TASK OBJECTIVE -
Return exactly the lines of the data below, from the one that contains "Read out every word on this page." through the final line, and leave out every picture.

[START RECORD EXCERPTS]

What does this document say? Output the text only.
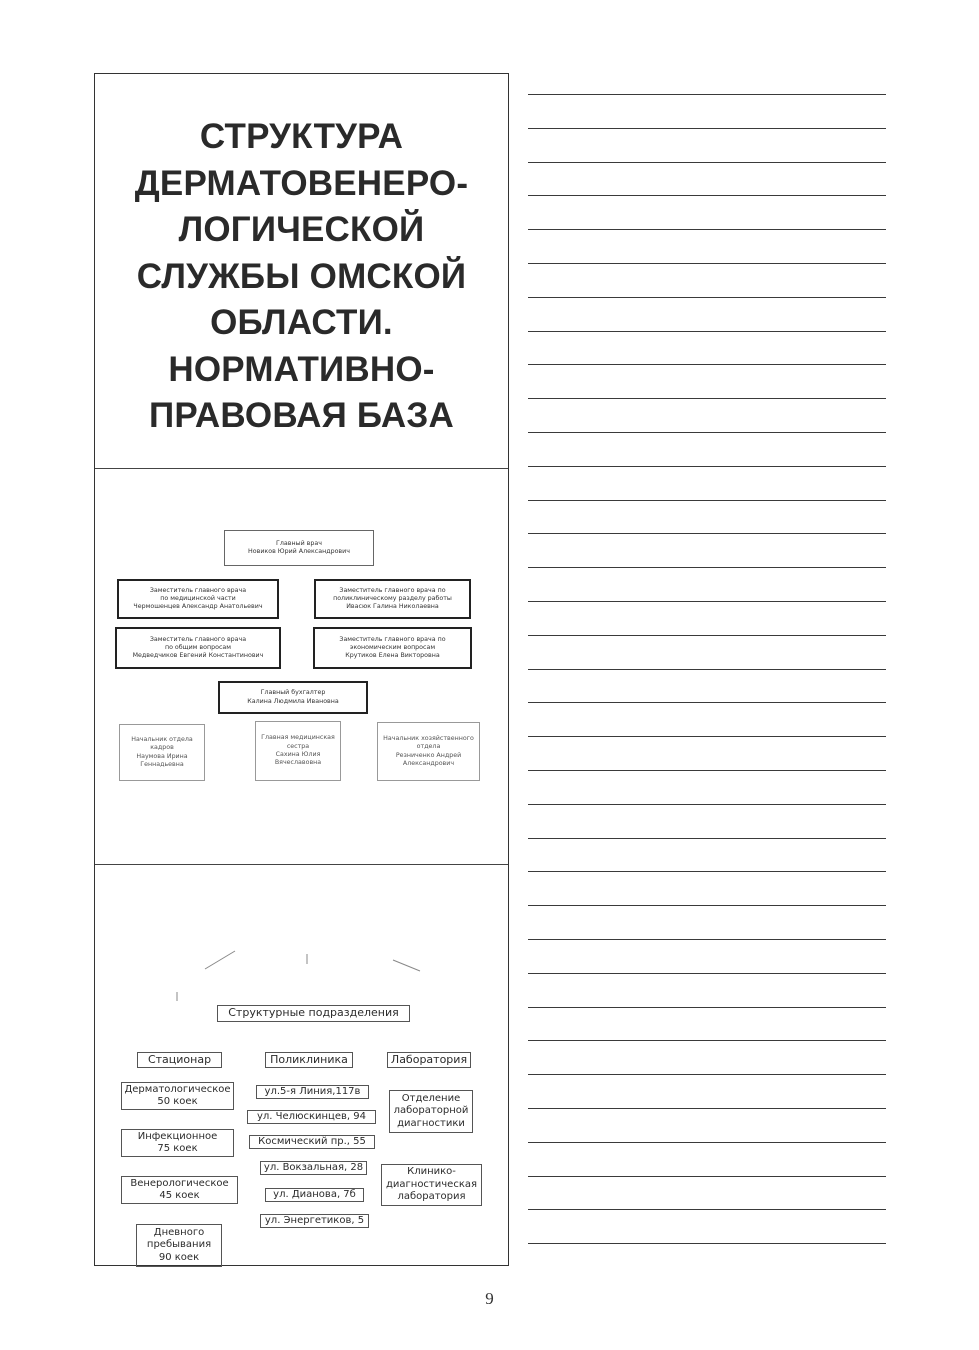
СТРУКТУРА
ДЕРМАТОВЕНЕРО-
ЛОГИЧЕСКОЙ
СЛУЖБЫ ОМСКОЙ
ОБЛАСТИ.
НОРМАТИВНО-
ПРАВОВАЯ БАЗА
Главный врач
Новиков Юрий Александрович
Заместитель главного врача
по медицинской части
Чермошенцев Александр Анатольевич
Заместитель главного врача по
поликлиническому разделу работы
Ивасюк Галина Николаевна
Заместитель главного врача
по общим вопросам
Медведчиков Евгений Константинович
Заместитель главного врача по
экономическим вопросам
Крутиков Елена Викторовна
Главный бухгалтер
Калина Людмила Ивановна
Начальник отдела
кадров
Наумова Ирина
Геннадьевна
Главная медицинская
сестра
Сахина Юлия
Вячеславовна
Начальник хозяйственного
отдела
Резниченко Андрей
Александрович
Структурные подразделения
Стационар	Поликлиника	Лаборатория
Дерматологическое
50 коек
Инфекционное
75 коек
Венерологическое
45 коек
Дневного
пребывания
90 коек
ул.5-я Линия,117в
ул. Челюскинцев, 94
Космический пр., 55
ул. Вокзальная, 28
ул. Дианова, 7б
ул. Энергетиков, 5
Отделение
лабораторной
диагностики
Клинико-
диагностическая
лаборатория
9
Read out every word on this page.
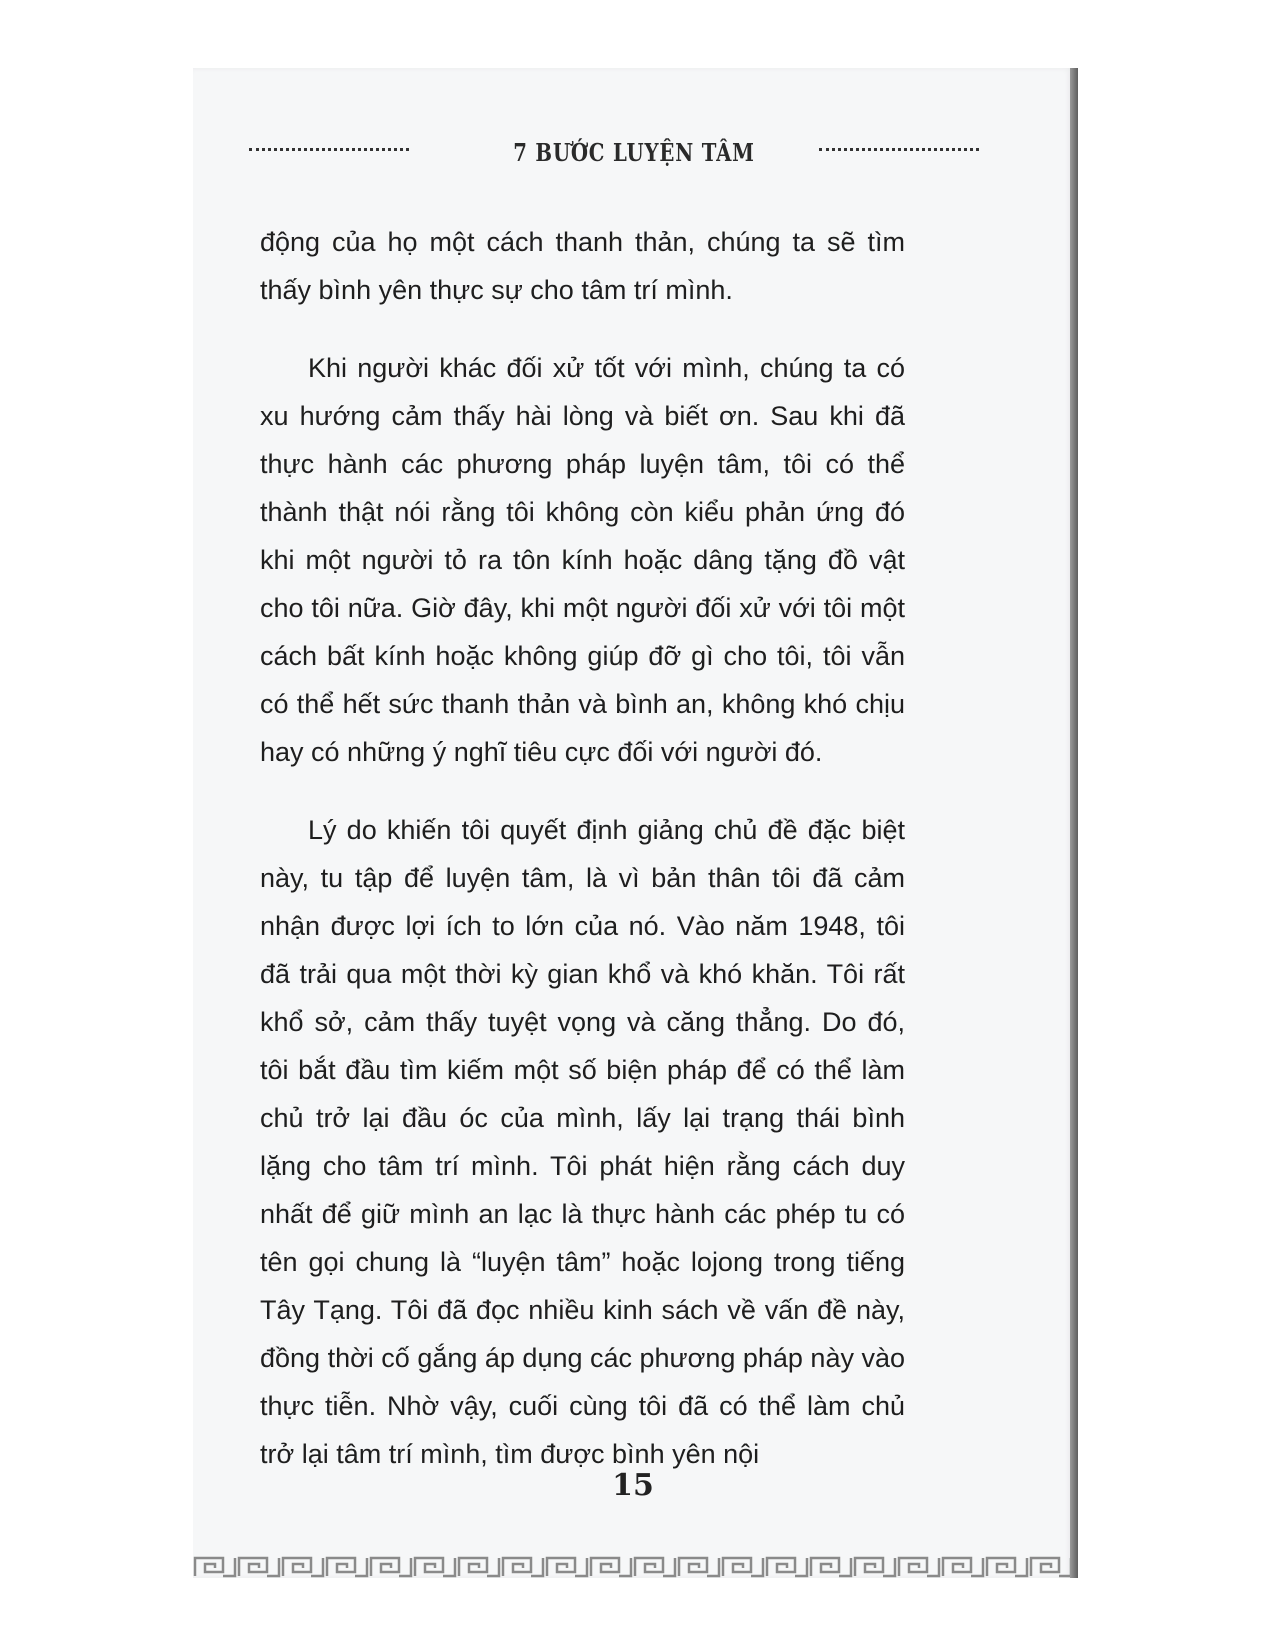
7 BƯỚC LUYỆN TÂM

động của họ một cách thanh thản, chúng ta sẽ tìm thấy bình yên thực sự cho tâm trí mình.

Khi người khác đối xử tốt với mình, chúng ta có xu hướng cảm thấy hài lòng và biết ơn. Sau khi đã thực hành các phương pháp luyện tâm, tôi có thể thành thật nói rằng tôi không còn kiểu phản ứng đó khi một người tỏ ra tôn kính hoặc dâng tặng đồ vật cho tôi nữa. Giờ đây, khi một người đối xử với tôi một cách bất kính hoặc không giúp đỡ gì cho tôi, tôi vẫn có thể hết sức thanh thản và bình an, không khó chịu hay có những ý nghĩ tiêu cực đối với người đó.

Lý do khiến tôi quyết định giảng chủ đề đặc biệt này, tu tập để luyện tâm, là vì bản thân tôi đã cảm nhận được lợi ích to lớn của nó. Vào năm 1948, tôi đã trải qua một thời kỳ gian khổ và khó khăn. Tôi rất khổ sở, cảm thấy tuyệt vọng và căng thẳng. Do đó, tôi bắt đầu tìm kiếm một số biện pháp để có thể làm chủ trở lại đầu óc của mình, lấy lại trạng thái bình lặng cho tâm trí mình. Tôi phát hiện rằng cách duy nhất để giữ mình an lạc là thực hành các phép tu có tên gọi chung là “luyện tâm” hoặc lojong trong tiếng Tây Tạng. Tôi đã đọc nhiều kinh sách về vấn đề này, đồng thời cố gắng áp dụng các phương pháp này vào thực tiễn. Nhờ vậy, cuối cùng tôi đã có thể làm chủ trở lại tâm trí mình, tìm được bình yên nội

15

[END RECORD EXCERPTS]

OUTPUT FOR THIS TASK -
Read out every word on this page.
7 BƯỚC LUYỆN TÂM

động của họ một cách thanh thản, chúng ta sẽ tìm thấy bình yên thực sự cho tâm trí mình.

Khi người khác đối xử tốt với mình, chúng ta có xu hướng cảm thấy hài lòng và biết ơn. Sau khi đã thực hành các phương pháp luyện tâm, tôi có thể thành thật nói rằng tôi không còn kiểu phản ứng đó khi một người tỏ ra tôn kính hoặc dâng tặng đồ vật cho tôi nữa. Giờ đây, khi một người đối xử với tôi một cách bất kính hoặc không giúp đỡ gì cho tôi, tôi vẫn có thể hết sức thanh thản và bình an, không khó chịu hay có những ý nghĩ tiêu cực đối với người đó.

Lý do khiến tôi quyết định giảng chủ đề đặc biệt này, tu tập để luyện tâm, là vì bản thân tôi đã cảm nhận được lợi ích to lớn của nó. Vào năm 1948, tôi đã trải qua một thời kỳ gian khổ và khó khăn. Tôi rất khổ sở, cảm thấy tuyệt vọng và căng thẳng. Do đó, tôi bắt đầu tìm kiếm một số biện pháp để có thể làm chủ trở lại đầu óc của mình, lấy lại trạng thái bình lặng cho tâm trí mình. Tôi phát hiện rằng cách duy nhất để giữ mình an lạc là thực hành các phép tu có tên gọi chung là “luyện tâm” hoặc lojong trong tiếng Tây Tạng. Tôi đã đọc nhiều kinh sách về vấn đề này, đồng thời cố gắng áp dụng các phương pháp này vào thực tiễn. Nhờ vậy, cuối cùng tôi đã có thể làm chủ trở lại tâm trí mình, tìm được bình yên nội

15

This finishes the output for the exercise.